==== INPUT ROWS

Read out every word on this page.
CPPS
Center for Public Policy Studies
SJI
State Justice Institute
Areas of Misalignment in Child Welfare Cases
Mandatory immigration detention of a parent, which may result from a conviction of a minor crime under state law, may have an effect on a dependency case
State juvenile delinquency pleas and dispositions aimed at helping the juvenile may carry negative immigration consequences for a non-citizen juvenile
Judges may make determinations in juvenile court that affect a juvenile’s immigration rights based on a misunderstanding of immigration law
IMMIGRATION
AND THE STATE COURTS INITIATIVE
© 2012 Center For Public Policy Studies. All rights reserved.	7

========

TASK PROMPT: Each line in the listing above either holds the string "Policy" or does not; state how many do, giving the number only.

RESULT OF THE TASK: 2